> [Task to carry out]: Spot each line that carries the word "JSON"; copy those lines.

(Items from a figure collection)
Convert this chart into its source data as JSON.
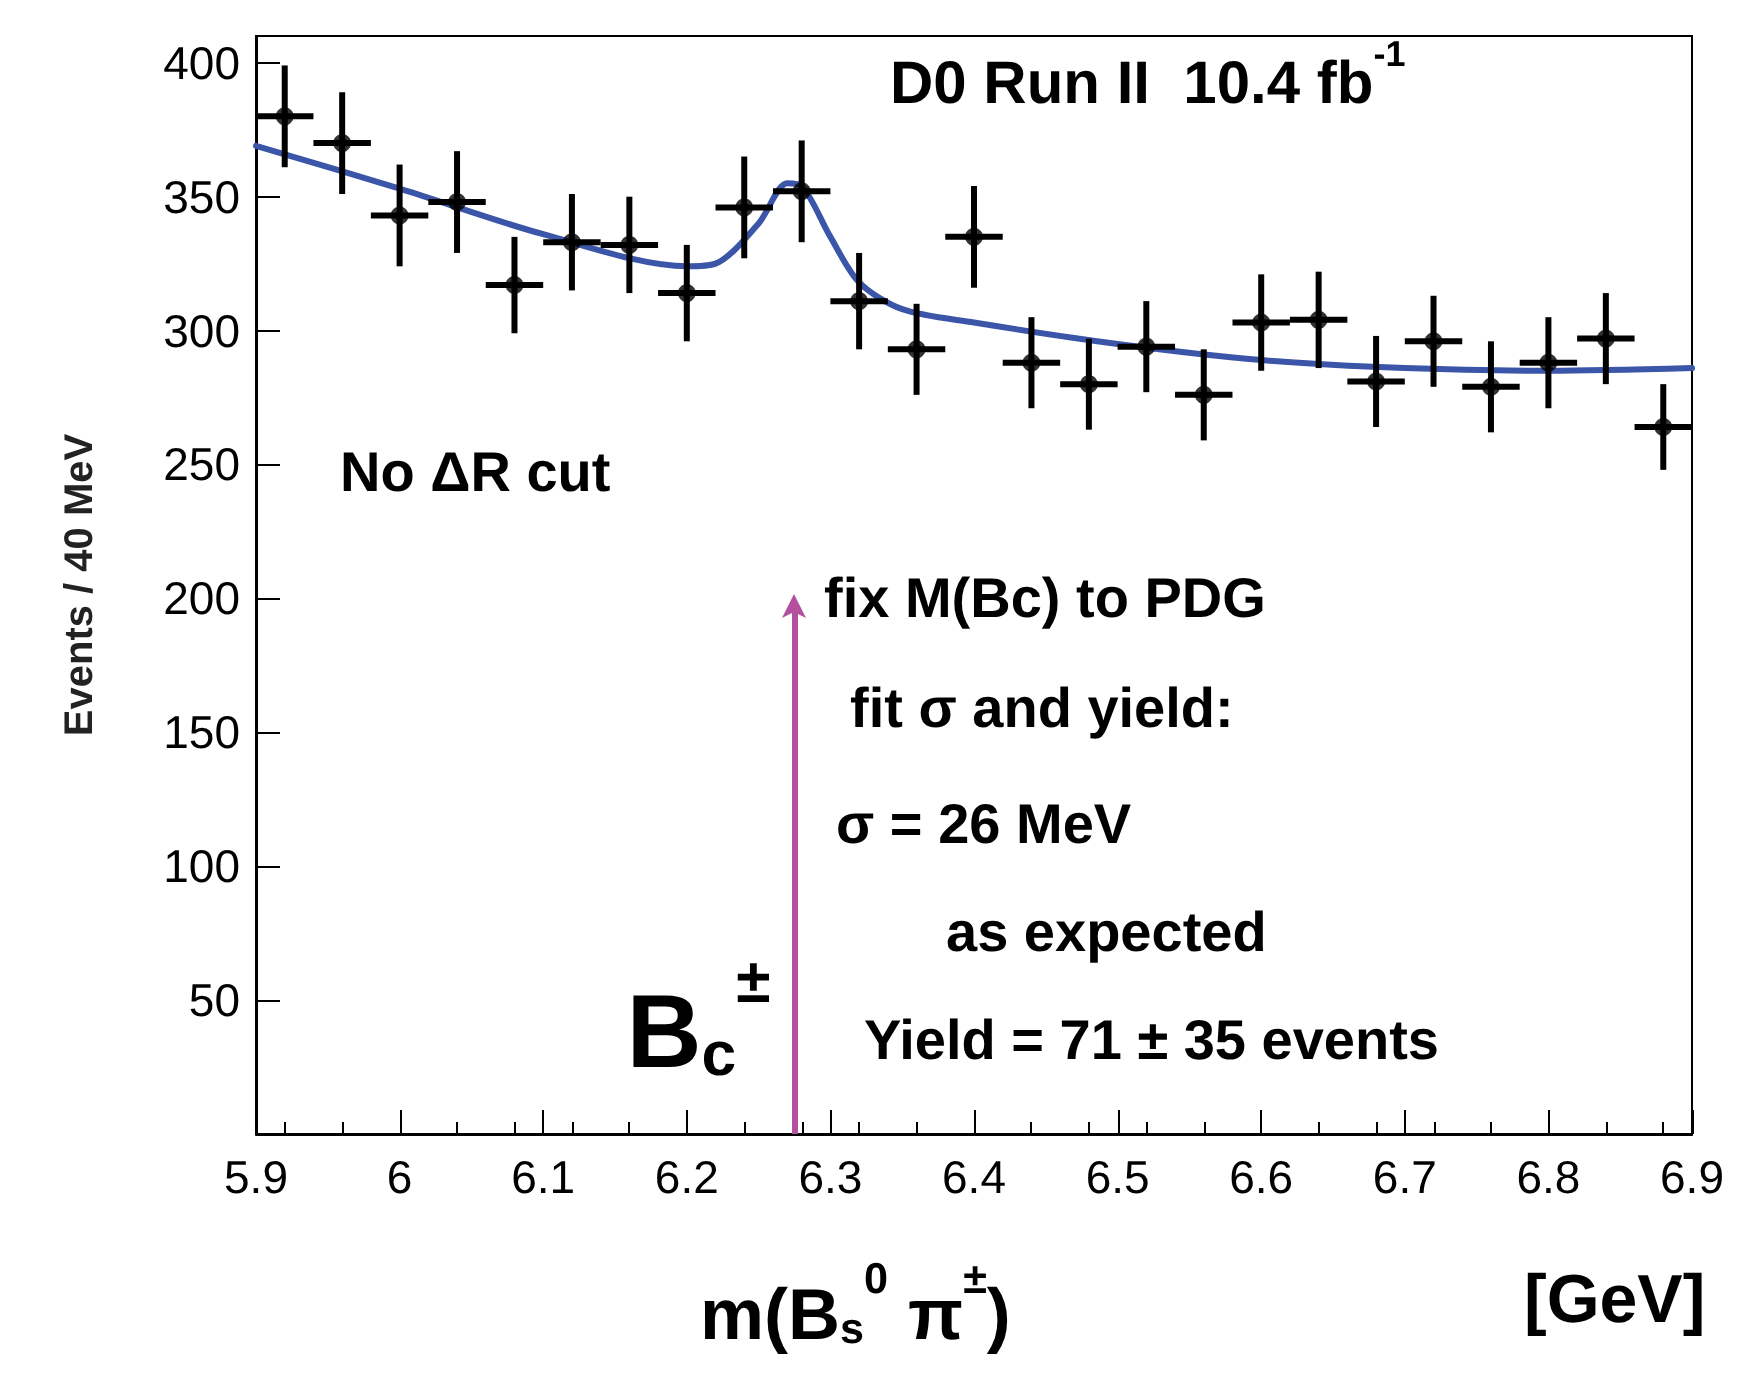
{
  "chart_data": {
    "type": "scatter",
    "xlabel": "m(B$_{s}$$^{0}$ π$^{±}$)",
    "ylabel": "Events / 40 MeV",
    "annotations": [
      "D0 Run II  10.4 fb$^{-1}$",
      "No ΔR cut",
      "fix M(Bc) to PDG",
      "fit σ and yield:",
      "σ = 26 MeV",
      "as expected",
      "Yield = 71 ± 35 events",
      "[GeV]"
    ],
    "ref_lines": [
      {
        "axis": "x",
        "value": 6.275,
        "label": "B$_{c}$$^{±}$",
        "color": "#b5509f"
      }
    ],
    "xlim": [
      5.9,
      6.9
    ],
    "xticks": [
      5.9,
      6,
      6.1,
      6.2,
      6.3,
      6.4,
      6.5,
      6.6,
      6.7,
      6.8,
      6.9
    ],
    "ylim": [
      0,
      410
    ],
    "yticks": [
      50,
      100,
      150,
      200,
      250,
      300,
      350,
      400
    ],
    "grid": false,
    "series": [
      {
        "color": "#000000",
        "marker": "circle",
        "x": [
          5.92,
          5.96,
          6.0,
          6.04,
          6.08,
          6.12,
          6.16,
          6.2,
          6.24,
          6.28,
          6.32,
          6.36,
          6.4,
          6.44,
          6.48,
          6.52,
          6.56,
          6.6,
          6.64,
          6.68,
          6.72,
          6.76,
          6.8,
          6.84,
          6.88
        ],
        "values": [
          380,
          370,
          343,
          348,
          317,
          333,
          332,
          314,
          346,
          352,
          311,
          293,
          335,
          288,
          280,
          294,
          276,
          303,
          304,
          281,
          296,
          279,
          288,
          297,
          264
        ],
        "errors": [
          19,
          19,
          19,
          19,
          18,
          18,
          18,
          18,
          19,
          19,
          18,
          17,
          19,
          17,
          17,
          17,
          17,
          18,
          18,
          17,
          17,
          17,
          17,
          17,
          16
        ],
        "xerrors": [
          0.02,
          0.02,
          0.02,
          0.02,
          0.02,
          0.02,
          0.02,
          0.02,
          0.02,
          0.02,
          0.02,
          0.02,
          0.02,
          0.02,
          0.02,
          0.02,
          0.02,
          0.02,
          0.02,
          0.02,
          0.02,
          0.02,
          0.02,
          0.02,
          0.02
        ]
      },
      {
        "type": "line",
        "color": "#3b55a8",
        "marker": "none",
        "line_style": "solid",
        "x": [
          5.9,
          6.0,
          6.1,
          6.2,
          6.22,
          6.25,
          6.27,
          6.28,
          6.3,
          6.32,
          6.35,
          6.4,
          6.5,
          6.6,
          6.7,
          6.8,
          6.9
        ],
        "values": [
          369,
          353,
          336,
          324,
          325,
          340,
          355,
          354,
          335,
          318,
          308,
          303,
          295,
          289,
          286,
          285,
          286
        ]
      }
    ]
  }
}
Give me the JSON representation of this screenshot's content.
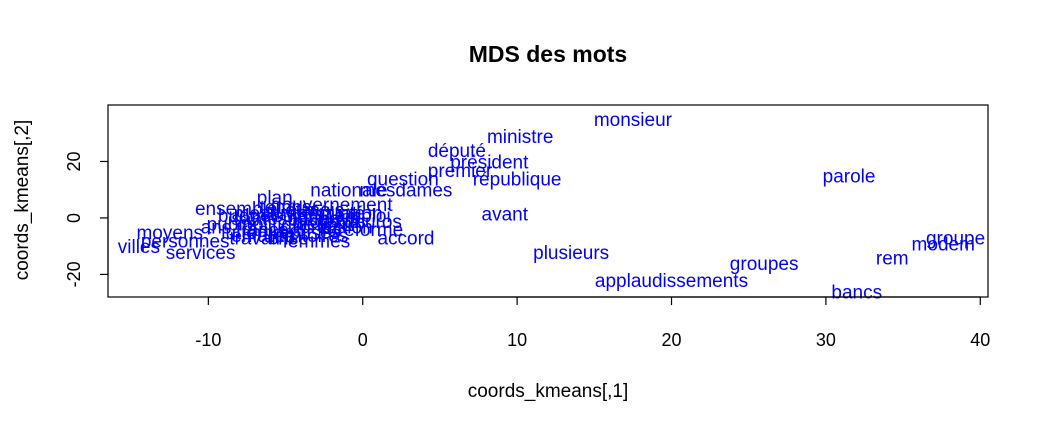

> [Solution]:
Convert this chart into its source data as JSON.
Give me the JSON representation of this screenshot's content.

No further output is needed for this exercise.